_What the task requires_
Print out each record below, unaltered and complete, without its images.

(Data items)
----

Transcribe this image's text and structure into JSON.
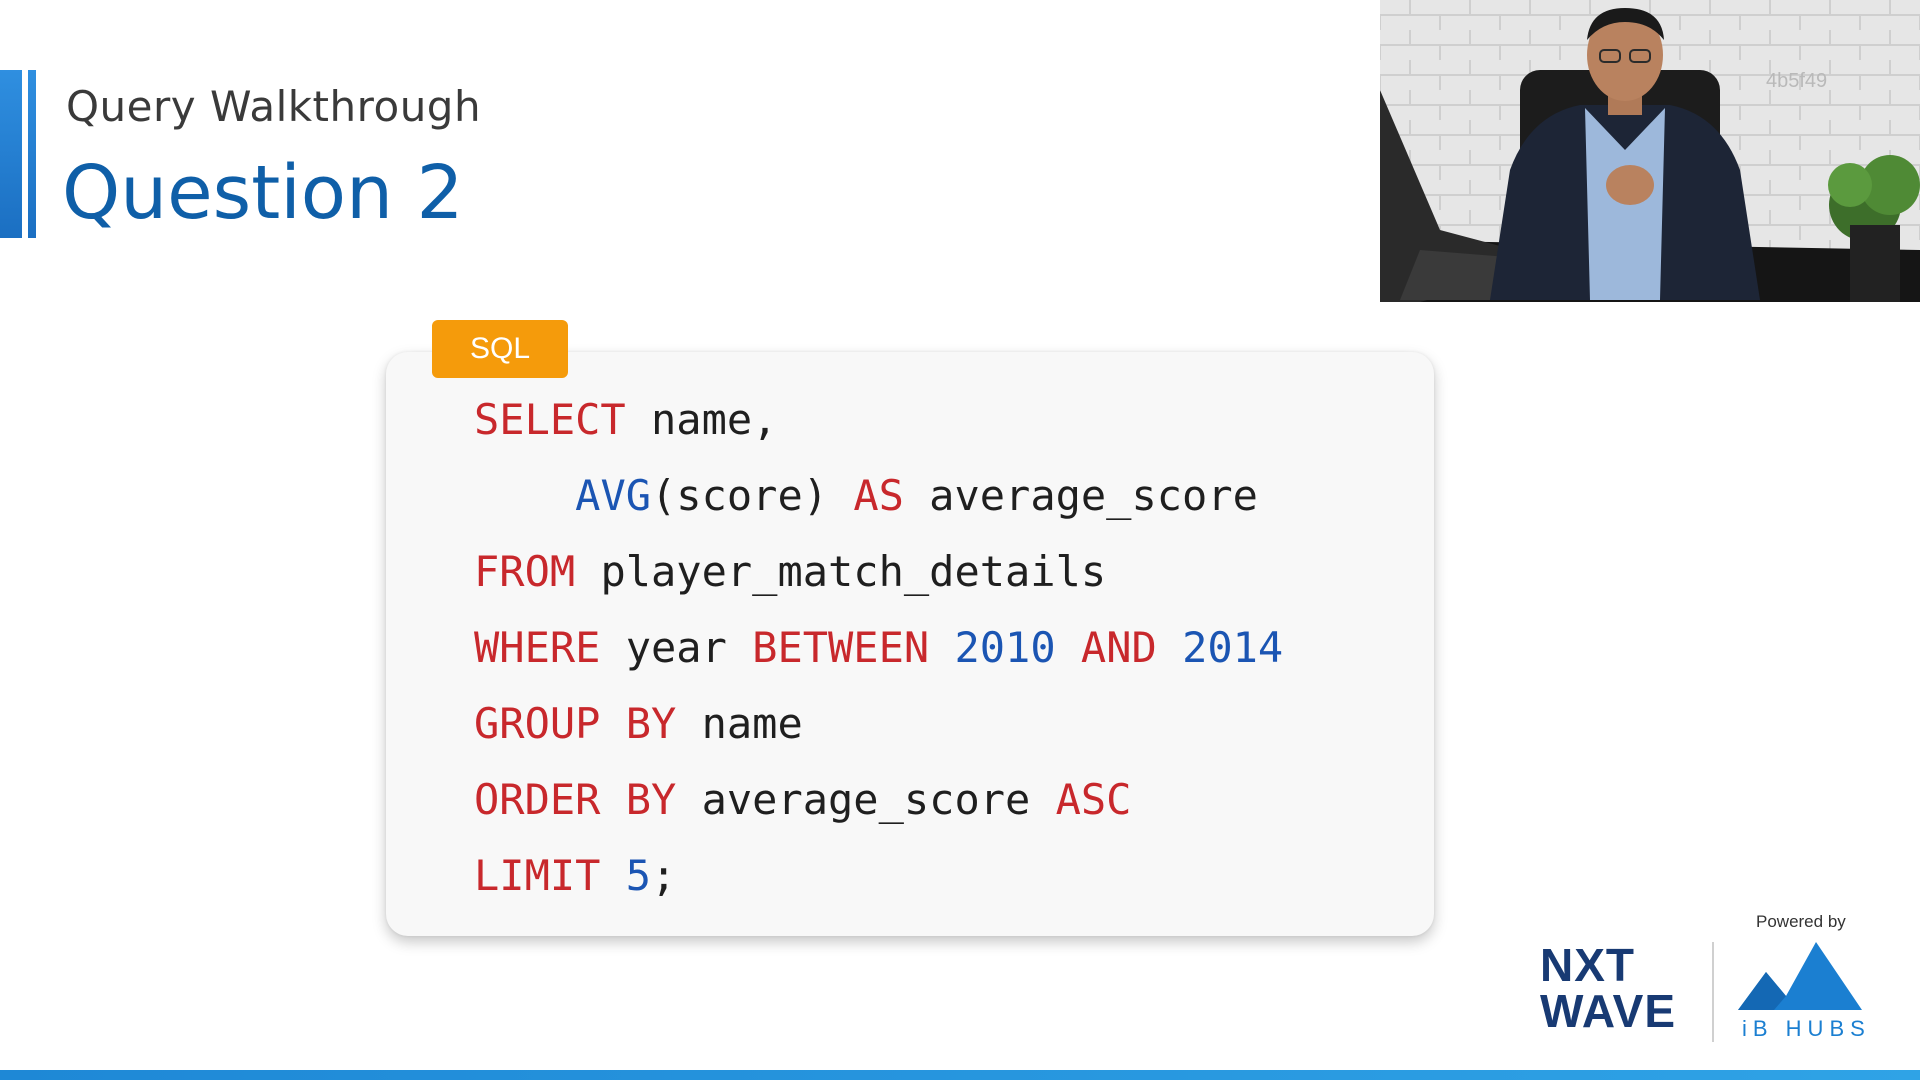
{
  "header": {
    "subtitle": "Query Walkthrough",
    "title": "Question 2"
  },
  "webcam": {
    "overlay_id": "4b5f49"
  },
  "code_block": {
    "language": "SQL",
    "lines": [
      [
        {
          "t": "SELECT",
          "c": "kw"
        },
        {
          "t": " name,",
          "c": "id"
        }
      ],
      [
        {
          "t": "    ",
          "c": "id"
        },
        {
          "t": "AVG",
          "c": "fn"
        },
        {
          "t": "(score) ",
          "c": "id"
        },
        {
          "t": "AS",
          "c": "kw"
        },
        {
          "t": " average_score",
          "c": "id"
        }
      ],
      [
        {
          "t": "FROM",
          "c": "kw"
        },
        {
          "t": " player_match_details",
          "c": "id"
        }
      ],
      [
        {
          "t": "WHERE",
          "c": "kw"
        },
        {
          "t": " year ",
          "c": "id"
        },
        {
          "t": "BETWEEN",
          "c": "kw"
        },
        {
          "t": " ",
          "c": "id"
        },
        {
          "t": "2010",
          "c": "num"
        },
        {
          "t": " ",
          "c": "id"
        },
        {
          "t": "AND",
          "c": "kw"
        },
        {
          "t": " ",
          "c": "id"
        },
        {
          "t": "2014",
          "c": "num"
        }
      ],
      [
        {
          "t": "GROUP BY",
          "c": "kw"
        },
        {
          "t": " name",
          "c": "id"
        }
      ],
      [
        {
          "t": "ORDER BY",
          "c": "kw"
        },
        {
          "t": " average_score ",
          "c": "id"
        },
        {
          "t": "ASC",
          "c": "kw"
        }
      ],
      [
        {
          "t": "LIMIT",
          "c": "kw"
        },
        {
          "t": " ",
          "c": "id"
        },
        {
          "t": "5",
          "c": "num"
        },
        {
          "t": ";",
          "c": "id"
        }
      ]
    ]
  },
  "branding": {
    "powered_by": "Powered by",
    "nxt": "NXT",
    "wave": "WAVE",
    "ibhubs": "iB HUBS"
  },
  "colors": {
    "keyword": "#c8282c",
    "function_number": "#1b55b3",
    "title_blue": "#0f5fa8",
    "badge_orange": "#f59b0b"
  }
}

----

_Final result_
Transcribe this image's text and structure into JSON.
{
  "header": {
    "subtitle": "Query Walkthrough",
    "title": "Question 2"
  },
  "webcam": {
    "overlay_id": "4b5f49"
  },
  "code_block": {
    "language": "SQL",
    "lines": [
      [
        {
          "t": "SELECT",
          "c": "kw"
        },
        {
          "t": " name,",
          "c": "id"
        }
      ],
      [
        {
          "t": "    ",
          "c": "id"
        },
        {
          "t": "AVG",
          "c": "fn"
        },
        {
          "t": "(score) ",
          "c": "id"
        },
        {
          "t": "AS",
          "c": "kw"
        },
        {
          "t": " average_score",
          "c": "id"
        }
      ],
      [
        {
          "t": "FROM",
          "c": "kw"
        },
        {
          "t": " player_match_details",
          "c": "id"
        }
      ],
      [
        {
          "t": "WHERE",
          "c": "kw"
        },
        {
          "t": " year ",
          "c": "id"
        },
        {
          "t": "BETWEEN",
          "c": "kw"
        },
        {
          "t": " ",
          "c": "id"
        },
        {
          "t": "2010",
          "c": "num"
        },
        {
          "t": " ",
          "c": "id"
        },
        {
          "t": "AND",
          "c": "kw"
        },
        {
          "t": " ",
          "c": "id"
        },
        {
          "t": "2014",
          "c": "num"
        }
      ],
      [
        {
          "t": "GROUP BY",
          "c": "kw"
        },
        {
          "t": " name",
          "c": "id"
        }
      ],
      [
        {
          "t": "ORDER BY",
          "c": "kw"
        },
        {
          "t": " average_score ",
          "c": "id"
        },
        {
          "t": "ASC",
          "c": "kw"
        }
      ],
      [
        {
          "t": "LIMIT",
          "c": "kw"
        },
        {
          "t": " ",
          "c": "id"
        },
        {
          "t": "5",
          "c": "num"
        },
        {
          "t": ";",
          "c": "id"
        }
      ]
    ]
  },
  "branding": {
    "powered_by": "Powered by",
    "nxt": "NXT",
    "wave": "WAVE",
    "ibhubs": "iB HUBS"
  },
  "colors": {
    "keyword": "#c8282c",
    "function_number": "#1b55b3",
    "title_blue": "#0f5fa8",
    "badge_orange": "#f59b0b"
  }
}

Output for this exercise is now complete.